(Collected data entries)
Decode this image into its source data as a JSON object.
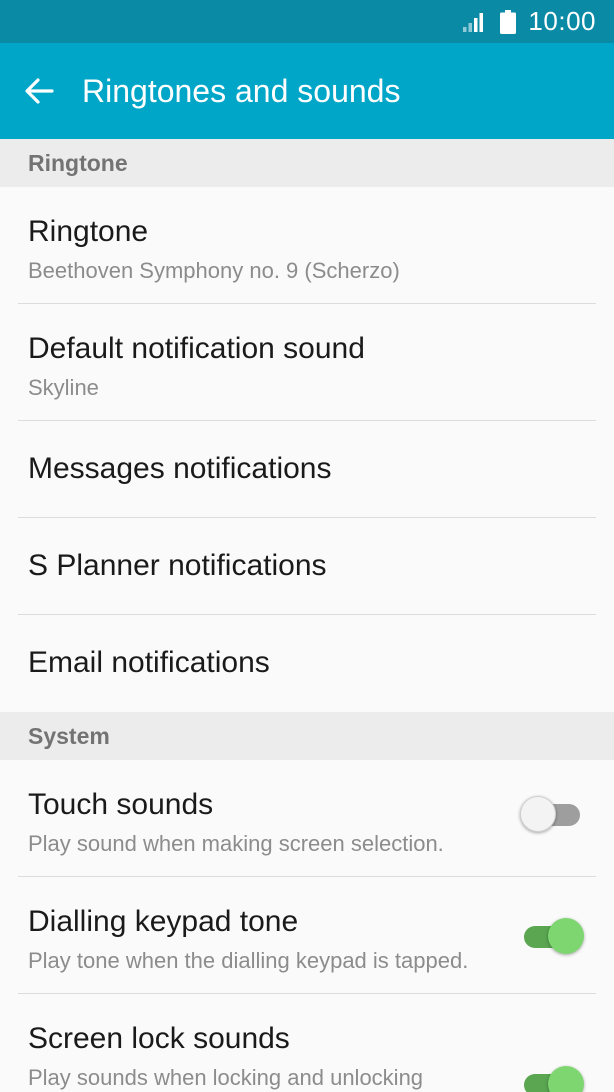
{
  "status_bar": {
    "time": "10:00",
    "icons": [
      "signal-icon",
      "battery-icon"
    ]
  },
  "app_bar": {
    "title": "Ringtones and sounds",
    "back_icon": "arrow-left-icon",
    "color": "#00a6c8"
  },
  "sections": {
    "ringtone": {
      "header": "Ringtone",
      "items": [
        {
          "title": "Ringtone",
          "subtitle": "Beethoven Symphony no. 9 (Scherzo)"
        },
        {
          "title": "Default notification sound",
          "subtitle": "Skyline"
        },
        {
          "title": "Messages notifications"
        },
        {
          "title": "S Planner notifications"
        },
        {
          "title": "Email notifications"
        }
      ]
    },
    "system": {
      "header": "System",
      "items": [
        {
          "title": "Touch sounds",
          "subtitle": "Play sound when making screen selection.",
          "toggle": false
        },
        {
          "title": "Dialling keypad tone",
          "subtitle": "Play tone when the dialling keypad is tapped.",
          "toggle": true
        },
        {
          "title": "Screen lock sounds",
          "subtitle": "Play sounds when locking and unlocking",
          "toggle": true
        }
      ]
    }
  },
  "colors": {
    "status_bar": "#0b8aa6",
    "toggle_on": "#7dd66f",
    "toggle_off": "#9e9e9e"
  }
}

REQUIRED TASK >> Transcribe every entry above exactly. Omit all pictures.

OUTPUT FOR THIS EXERCISE >>
Decode this image into its source data as a JSON object.
{
  "status_bar": {
    "time": "10:00",
    "icons": [
      "signal-icon",
      "battery-icon"
    ]
  },
  "app_bar": {
    "title": "Ringtones and sounds",
    "back_icon": "arrow-left-icon",
    "color": "#00a6c8"
  },
  "sections": {
    "ringtone": {
      "header": "Ringtone",
      "items": [
        {
          "title": "Ringtone",
          "subtitle": "Beethoven Symphony no. 9 (Scherzo)"
        },
        {
          "title": "Default notification sound",
          "subtitle": "Skyline"
        },
        {
          "title": "Messages notifications"
        },
        {
          "title": "S Planner notifications"
        },
        {
          "title": "Email notifications"
        }
      ]
    },
    "system": {
      "header": "System",
      "items": [
        {
          "title": "Touch sounds",
          "subtitle": "Play sound when making screen selection.",
          "toggle": false
        },
        {
          "title": "Dialling keypad tone",
          "subtitle": "Play tone when the dialling keypad is tapped.",
          "toggle": true
        },
        {
          "title": "Screen lock sounds",
          "subtitle": "Play sounds when locking and unlocking",
          "toggle": true
        }
      ]
    }
  },
  "colors": {
    "status_bar": "#0b8aa6",
    "toggle_on": "#7dd66f",
    "toggle_off": "#9e9e9e"
  }
}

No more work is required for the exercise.